[START INPUT DATA]

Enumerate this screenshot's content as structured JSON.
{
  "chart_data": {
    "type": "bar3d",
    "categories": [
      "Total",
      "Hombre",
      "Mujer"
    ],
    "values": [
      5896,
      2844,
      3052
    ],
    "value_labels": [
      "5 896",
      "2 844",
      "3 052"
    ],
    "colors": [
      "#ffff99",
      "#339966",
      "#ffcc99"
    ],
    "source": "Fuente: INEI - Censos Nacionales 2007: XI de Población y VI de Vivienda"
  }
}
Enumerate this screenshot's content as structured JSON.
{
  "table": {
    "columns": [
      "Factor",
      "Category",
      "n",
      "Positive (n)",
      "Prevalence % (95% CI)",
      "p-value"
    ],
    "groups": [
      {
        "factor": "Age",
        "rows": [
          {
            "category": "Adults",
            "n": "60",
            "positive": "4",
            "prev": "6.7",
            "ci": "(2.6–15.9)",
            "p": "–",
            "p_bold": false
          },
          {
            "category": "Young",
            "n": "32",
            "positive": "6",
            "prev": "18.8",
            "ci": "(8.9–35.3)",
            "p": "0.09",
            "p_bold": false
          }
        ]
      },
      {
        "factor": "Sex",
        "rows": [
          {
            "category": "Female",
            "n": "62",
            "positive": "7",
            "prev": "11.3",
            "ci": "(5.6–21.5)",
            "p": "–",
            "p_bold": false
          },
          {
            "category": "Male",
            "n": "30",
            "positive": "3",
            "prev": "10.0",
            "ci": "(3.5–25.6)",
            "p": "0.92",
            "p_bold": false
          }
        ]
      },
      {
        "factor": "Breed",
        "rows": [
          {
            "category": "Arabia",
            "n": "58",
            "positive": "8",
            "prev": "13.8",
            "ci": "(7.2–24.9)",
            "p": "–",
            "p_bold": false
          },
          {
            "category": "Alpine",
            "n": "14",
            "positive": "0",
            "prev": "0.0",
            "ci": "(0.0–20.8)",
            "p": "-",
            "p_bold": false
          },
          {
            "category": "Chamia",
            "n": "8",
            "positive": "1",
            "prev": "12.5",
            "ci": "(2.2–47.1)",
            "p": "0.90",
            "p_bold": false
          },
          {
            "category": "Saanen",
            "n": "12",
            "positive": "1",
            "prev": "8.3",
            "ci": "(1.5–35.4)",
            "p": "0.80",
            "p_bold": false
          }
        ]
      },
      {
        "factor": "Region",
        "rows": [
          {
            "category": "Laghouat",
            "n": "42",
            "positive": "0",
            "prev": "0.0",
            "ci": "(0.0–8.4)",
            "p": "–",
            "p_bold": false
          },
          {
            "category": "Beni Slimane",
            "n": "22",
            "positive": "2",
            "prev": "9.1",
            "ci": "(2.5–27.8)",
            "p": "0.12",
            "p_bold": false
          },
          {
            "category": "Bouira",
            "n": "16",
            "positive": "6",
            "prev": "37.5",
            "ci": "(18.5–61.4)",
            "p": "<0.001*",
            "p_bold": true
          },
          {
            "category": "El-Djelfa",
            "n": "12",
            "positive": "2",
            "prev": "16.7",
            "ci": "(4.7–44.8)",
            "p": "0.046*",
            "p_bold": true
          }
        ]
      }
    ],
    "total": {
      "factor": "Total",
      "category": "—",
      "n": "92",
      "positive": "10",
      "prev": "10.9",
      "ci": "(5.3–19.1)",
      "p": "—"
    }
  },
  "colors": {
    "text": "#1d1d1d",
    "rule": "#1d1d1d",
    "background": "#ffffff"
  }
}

[END INPUT DATA]

▶ **EXERCISE DETAILS**
Give the complete listing a second time, exactly as it reads.

▶ **OUTPUT**
Enumerate this screenshot's content as structured JSON.
{
  "chart_data": {
    "type": "bar3d",
    "categories": [
      "Total",
      "Hombre",
      "Mujer"
    ],
    "values": [
      5896,
      2844,
      3052
    ],
    "value_labels": [
      "5 896",
      "2 844",
      "3 052"
    ],
    "colors": [
      "#ffff99",
      "#339966",
      "#ffcc99"
    ],
    "source": "Fuente: INEI - Censos Nacionales 2007: XI de Población y VI de Vivienda"
  }
}
Enumerate this screenshot's content as structured JSON.
{
  "table": {
    "columns": [
      "Factor",
      "Category",
      "n",
      "Positive (n)",
      "Prevalence % (95% CI)",
      "p-value"
    ],
    "groups": [
      {
        "factor": "Age",
        "rows": [
          {
            "category": "Adults",
            "n": "60",
            "positive": "4",
            "prev": "6.7",
            "ci": "(2.6–15.9)",
            "p": "–",
            "p_bold": false
          },
          {
            "category": "Young",
            "n": "32",
            "positive": "6",
            "prev": "18.8",
            "ci": "(8.9–35.3)",
            "p": "0.09",
            "p_bold": false
          }
        ]
      },
      {
        "factor": "Sex",
        "rows": [
          {
            "category": "Female",
            "n": "62",
            "positive": "7",
            "prev": "11.3",
            "ci": "(5.6–21.5)",
            "p": "–",
            "p_bold": false
          },
          {
            "category": "Male",
            "n": "30",
            "positive": "3",
            "prev": "10.0",
            "ci": "(3.5–25.6)",
            "p": "0.92",
            "p_bold": false
          }
        ]
      },
      {
        "factor": "Breed",
        "rows": [
          {
            "category": "Arabia",
            "n": "58",
            "positive": "8",
            "prev": "13.8",
            "ci": "(7.2–24.9)",
            "p": "–",
            "p_bold": false
          },
          {
            "category": "Alpine",
            "n": "14",
            "positive": "0",
            "prev": "0.0",
            "ci": "(0.0–20.8)",
            "p": "-",
            "p_bold": false
          },
          {
            "category": "Chamia",
            "n": "8",
            "positive": "1",
            "prev": "12.5",
            "ci": "(2.2–47.1)",
            "p": "0.90",
            "p_bold": false
          },
          {
            "category": "Saanen",
            "n": "12",
            "positive": "1",
            "prev": "8.3",
            "ci": "(1.5–35.4)",
            "p": "0.80",
            "p_bold": false
          }
        ]
      },
      {
        "factor": "Region",
        "rows": [
          {
            "category": "Laghouat",
            "n": "42",
            "positive": "0",
            "prev": "0.0",
            "ci": "(0.0–8.4)",
            "p": "–",
            "p_bold": false
          },
          {
            "category": "Beni Slimane",
            "n": "22",
            "positive": "2",
            "prev": "9.1",
            "ci": "(2.5–27.8)",
            "p": "0.12",
            "p_bold": false
          },
          {
            "category": "Bouira",
            "n": "16",
            "positive": "6",
            "prev": "37.5",
            "ci": "(18.5–61.4)",
            "p": "<0.001*",
            "p_bold": true
          },
          {
            "category": "El-Djelfa",
            "n": "12",
            "positive": "2",
            "prev": "16.7",
            "ci": "(4.7–44.8)",
            "p": "0.046*",
            "p_bold": true
          }
        ]
      }
    ],
    "total": {
      "factor": "Total",
      "category": "—",
      "n": "92",
      "positive": "10",
      "prev": "10.9",
      "ci": "(5.3–19.1)",
      "p": "—"
    }
  },
  "colors": {
    "text": "#1d1d1d",
    "rule": "#1d1d1d",
    "background": "#ffffff"
  }
}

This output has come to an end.